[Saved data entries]
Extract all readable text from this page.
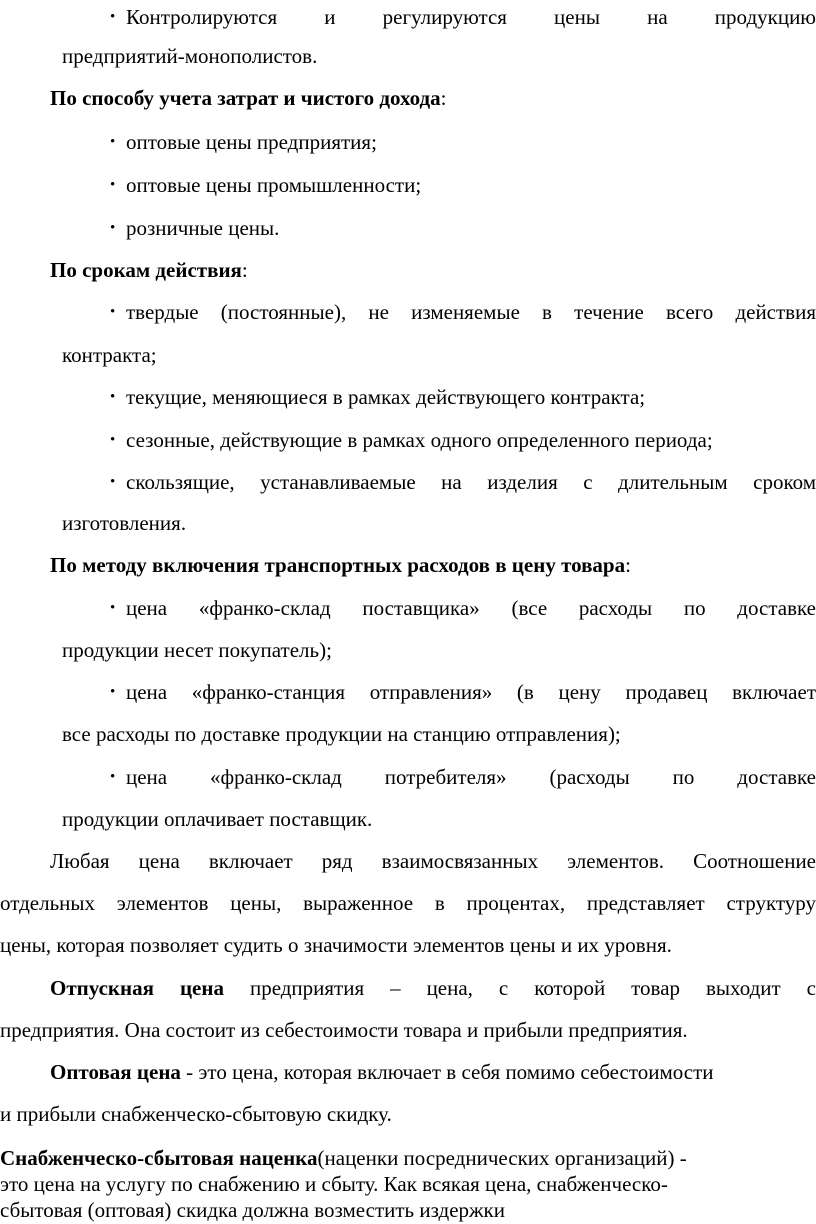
• Контролируются и регулируются цены на продукцию
предприятий-монополистов.
По способу учета затрат и чистого дохода:
• оптовые цены предприятия;
• оптовые цены промышленности;
• розничные цены.
По срокам действия:
• твердые (постоянные), не изменяемые в течение всего действия
контракта;
• текущие, меняющиеся в рамках действующего контракта;
• сезонные, действующие в рамках одного определенного периода;
• скользящие, устанавливаемые на изделия с длительным сроком
изготовления.
По методу включения транспортных расходов в цену товара:
• цена «франко-склад поставщика» (все расходы по доставке
продукции несет покупатель);
• цена «франко-станция отправления» (в цену продавец включает
все расходы по доставке продукции на станцию отправления);
• цена «франко-склад потребителя» (расходы по доставке
продукции оплачивает поставщик.
Любая цена включает ряд взаимосвязанных элементов. Соотношение
отдельных элементов цены, выраженное в процентах, представляет структуру
цены, которая позволяет судить о значимости элементов цены и их уровня.
Отпускная цена предприятия – цена, с которой товар выходит с
предприятия. Она состоит из себестоимости товара и прибыли предприятия.
Оптовая цена - это цена, которая включает в себя помимо себестоимости
и прибыли снабженческо-сбытовую скидку.
Снабженческо-сбытовая наценка(наценки посреднических организаций) -
это цена на услугу по снабжению и сбыту. Как всякая цена, снабженческо-
сбытовая (оптовая) скидка должна возместить издержки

[EXERCISE GOAL]:
Exact duplication of all the records is required; pictures are omitted from the copy.

[ANSWER]:
Extract all readable text from this page.
• Контролируются и регулируются цены на продукцию
предприятий-монополистов.
По способу учета затрат и чистого дохода:
• оптовые цены предприятия;
• оптовые цены промышленности;
• розничные цены.
По срокам действия:
• твердые (постоянные), не изменяемые в течение всего действия
контракта;
• текущие, меняющиеся в рамках действующего контракта;
• сезонные, действующие в рамках одного определенного периода;
• скользящие, устанавливаемые на изделия с длительным сроком
изготовления.
По методу включения транспортных расходов в цену товара:
• цена «франко-склад поставщика» (все расходы по доставке
продукции несет покупатель);
• цена «франко-станция отправления» (в цену продавец включает
все расходы по доставке продукции на станцию отправления);
• цена «франко-склад потребителя» (расходы по доставке
продукции оплачивает поставщик.
Любая цена включает ряд взаимосвязанных элементов. Соотношение
отдельных элементов цены, выраженное в процентах, представляет структуру
цены, которая позволяет судить о значимости элементов цены и их уровня.
Отпускная цена предприятия – цена, с которой товар выходит с
предприятия. Она состоит из себестоимости товара и прибыли предприятия.
Оптовая цена - это цена, которая включает в себя помимо себестоимости
и прибыли снабженческо-сбытовую скидку.
Снабженческо-сбытовая наценка(наценки посреднических организаций) -
это цена на услугу по снабжению и сбыту. Как всякая цена, снабженческо-
сбытовая (оптовая) скидка должна возместить издержки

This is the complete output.